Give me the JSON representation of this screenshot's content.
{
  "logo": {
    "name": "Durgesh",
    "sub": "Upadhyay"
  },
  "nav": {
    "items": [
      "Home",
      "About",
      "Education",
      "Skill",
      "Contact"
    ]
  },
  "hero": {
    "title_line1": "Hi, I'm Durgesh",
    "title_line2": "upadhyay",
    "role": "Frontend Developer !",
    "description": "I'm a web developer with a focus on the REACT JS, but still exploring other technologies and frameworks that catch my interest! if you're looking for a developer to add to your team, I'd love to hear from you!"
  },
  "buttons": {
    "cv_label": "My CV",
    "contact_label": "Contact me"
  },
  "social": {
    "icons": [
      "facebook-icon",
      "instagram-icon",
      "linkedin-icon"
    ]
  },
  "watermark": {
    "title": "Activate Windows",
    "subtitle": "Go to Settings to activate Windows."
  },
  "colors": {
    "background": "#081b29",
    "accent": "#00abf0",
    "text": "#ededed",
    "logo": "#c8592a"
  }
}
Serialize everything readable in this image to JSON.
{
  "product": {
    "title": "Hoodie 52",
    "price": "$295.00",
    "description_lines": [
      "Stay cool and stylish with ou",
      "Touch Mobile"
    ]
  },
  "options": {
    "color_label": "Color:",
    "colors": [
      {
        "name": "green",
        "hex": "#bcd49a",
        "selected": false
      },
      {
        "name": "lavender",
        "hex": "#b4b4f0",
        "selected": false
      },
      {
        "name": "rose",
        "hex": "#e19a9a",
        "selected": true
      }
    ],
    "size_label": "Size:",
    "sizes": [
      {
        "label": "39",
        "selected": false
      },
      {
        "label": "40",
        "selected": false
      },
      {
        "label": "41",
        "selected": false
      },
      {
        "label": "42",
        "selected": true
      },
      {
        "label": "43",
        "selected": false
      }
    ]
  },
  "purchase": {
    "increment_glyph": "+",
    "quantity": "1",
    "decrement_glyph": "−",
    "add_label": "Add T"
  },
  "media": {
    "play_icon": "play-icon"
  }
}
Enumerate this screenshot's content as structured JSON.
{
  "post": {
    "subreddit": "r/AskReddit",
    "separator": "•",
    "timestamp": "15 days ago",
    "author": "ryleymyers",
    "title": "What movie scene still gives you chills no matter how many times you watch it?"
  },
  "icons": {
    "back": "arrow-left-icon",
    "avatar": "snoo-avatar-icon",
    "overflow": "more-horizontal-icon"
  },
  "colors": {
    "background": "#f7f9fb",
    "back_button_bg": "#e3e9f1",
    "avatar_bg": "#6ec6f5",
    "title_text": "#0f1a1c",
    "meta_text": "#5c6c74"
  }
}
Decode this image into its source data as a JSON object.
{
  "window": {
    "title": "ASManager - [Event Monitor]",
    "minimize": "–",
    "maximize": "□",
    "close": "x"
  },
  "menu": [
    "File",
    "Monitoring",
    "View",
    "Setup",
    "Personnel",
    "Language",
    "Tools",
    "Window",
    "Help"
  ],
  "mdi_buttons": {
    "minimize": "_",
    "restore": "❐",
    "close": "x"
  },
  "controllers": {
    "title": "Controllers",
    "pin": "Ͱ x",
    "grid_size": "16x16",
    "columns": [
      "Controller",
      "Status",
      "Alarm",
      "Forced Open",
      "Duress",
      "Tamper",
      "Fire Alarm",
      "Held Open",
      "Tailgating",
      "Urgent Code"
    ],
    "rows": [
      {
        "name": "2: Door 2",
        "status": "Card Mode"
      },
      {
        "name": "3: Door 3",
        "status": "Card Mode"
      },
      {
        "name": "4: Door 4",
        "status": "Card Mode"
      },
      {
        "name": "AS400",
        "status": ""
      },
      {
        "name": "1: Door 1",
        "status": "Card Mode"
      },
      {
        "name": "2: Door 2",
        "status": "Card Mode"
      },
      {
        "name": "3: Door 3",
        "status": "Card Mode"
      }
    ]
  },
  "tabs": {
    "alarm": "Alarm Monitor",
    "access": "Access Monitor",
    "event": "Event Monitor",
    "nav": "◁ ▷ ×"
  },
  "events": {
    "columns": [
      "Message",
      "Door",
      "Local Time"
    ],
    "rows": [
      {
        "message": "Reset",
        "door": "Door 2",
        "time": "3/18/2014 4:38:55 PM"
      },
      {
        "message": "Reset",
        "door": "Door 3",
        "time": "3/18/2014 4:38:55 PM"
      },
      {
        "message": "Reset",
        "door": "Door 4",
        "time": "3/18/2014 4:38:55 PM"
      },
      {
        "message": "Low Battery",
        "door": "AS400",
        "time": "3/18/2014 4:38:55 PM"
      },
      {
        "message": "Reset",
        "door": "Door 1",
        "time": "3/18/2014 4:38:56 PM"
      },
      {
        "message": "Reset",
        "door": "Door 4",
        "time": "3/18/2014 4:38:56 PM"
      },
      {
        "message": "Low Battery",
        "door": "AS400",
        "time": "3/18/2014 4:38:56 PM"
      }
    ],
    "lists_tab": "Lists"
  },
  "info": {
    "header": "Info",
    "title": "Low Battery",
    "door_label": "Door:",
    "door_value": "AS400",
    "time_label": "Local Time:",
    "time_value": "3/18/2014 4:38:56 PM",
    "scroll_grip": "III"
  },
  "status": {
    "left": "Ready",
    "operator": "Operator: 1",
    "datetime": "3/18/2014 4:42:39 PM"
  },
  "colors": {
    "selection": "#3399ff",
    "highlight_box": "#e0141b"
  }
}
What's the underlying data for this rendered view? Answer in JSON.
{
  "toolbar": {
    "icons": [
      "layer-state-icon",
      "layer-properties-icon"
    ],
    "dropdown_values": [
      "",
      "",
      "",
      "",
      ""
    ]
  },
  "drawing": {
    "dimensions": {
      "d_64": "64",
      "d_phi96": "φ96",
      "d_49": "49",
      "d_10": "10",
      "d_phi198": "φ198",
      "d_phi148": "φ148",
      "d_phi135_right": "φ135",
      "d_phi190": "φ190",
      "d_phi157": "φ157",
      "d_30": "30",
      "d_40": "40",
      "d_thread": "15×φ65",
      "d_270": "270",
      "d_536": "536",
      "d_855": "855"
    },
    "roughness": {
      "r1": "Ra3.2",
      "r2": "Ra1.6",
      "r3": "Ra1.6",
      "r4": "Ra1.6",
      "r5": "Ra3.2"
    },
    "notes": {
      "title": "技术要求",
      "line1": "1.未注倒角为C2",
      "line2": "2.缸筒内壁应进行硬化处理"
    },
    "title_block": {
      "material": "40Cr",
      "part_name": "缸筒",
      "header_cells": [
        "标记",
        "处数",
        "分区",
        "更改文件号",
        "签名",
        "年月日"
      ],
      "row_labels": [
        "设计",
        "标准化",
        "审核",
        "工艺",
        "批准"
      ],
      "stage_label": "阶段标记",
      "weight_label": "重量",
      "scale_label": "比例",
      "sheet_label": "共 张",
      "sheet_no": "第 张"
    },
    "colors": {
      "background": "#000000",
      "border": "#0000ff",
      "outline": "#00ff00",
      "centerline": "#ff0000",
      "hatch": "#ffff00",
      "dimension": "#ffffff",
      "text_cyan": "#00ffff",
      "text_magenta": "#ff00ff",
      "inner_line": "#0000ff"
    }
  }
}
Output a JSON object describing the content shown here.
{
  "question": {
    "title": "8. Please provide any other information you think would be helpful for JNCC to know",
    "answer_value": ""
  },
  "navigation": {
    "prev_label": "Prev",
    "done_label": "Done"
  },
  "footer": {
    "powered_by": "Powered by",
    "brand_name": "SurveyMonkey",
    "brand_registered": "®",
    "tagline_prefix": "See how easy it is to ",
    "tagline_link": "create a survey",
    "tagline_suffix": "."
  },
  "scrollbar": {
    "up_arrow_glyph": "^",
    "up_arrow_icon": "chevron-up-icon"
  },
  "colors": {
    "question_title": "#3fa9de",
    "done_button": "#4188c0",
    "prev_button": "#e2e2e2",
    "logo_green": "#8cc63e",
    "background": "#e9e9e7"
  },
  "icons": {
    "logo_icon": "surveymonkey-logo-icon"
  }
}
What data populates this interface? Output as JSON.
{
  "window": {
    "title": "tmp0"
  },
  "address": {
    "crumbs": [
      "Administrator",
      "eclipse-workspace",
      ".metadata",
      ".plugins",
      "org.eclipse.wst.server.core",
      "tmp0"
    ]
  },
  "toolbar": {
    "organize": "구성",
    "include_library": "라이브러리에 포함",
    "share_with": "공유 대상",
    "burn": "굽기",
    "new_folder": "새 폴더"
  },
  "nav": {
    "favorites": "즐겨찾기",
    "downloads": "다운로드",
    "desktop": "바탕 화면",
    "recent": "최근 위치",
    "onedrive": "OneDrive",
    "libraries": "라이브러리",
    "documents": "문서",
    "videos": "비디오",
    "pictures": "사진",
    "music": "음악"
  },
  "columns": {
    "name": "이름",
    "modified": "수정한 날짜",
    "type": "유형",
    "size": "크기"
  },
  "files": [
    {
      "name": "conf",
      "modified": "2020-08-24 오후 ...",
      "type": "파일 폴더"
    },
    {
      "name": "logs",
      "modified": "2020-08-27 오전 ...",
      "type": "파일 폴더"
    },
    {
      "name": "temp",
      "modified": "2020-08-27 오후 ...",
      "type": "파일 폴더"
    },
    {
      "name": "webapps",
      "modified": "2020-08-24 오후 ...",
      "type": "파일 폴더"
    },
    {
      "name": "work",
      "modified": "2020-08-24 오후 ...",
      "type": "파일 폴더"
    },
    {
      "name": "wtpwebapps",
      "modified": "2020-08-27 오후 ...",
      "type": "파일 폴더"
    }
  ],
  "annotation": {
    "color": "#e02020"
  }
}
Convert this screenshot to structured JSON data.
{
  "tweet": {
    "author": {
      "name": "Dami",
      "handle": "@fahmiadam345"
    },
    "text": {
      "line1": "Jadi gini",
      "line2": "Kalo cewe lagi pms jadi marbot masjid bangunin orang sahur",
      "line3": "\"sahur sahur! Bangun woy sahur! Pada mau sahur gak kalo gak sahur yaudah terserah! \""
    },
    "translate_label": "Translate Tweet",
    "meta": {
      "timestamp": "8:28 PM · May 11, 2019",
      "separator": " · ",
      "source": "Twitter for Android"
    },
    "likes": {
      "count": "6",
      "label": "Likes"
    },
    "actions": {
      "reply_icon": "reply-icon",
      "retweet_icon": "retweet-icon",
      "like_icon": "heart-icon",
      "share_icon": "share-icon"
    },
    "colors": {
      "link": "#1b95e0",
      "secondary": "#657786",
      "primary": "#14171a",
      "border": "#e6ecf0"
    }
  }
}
※ ※ ※
_Requirement_
From the entries above, list each line with "screenshot" in it.

_Answer to this problem_
Give me the JSON representation of this screenshot's content.
Enumerate this screenshot's content as structured JSON.
Convert this screenshot to structured JSON data.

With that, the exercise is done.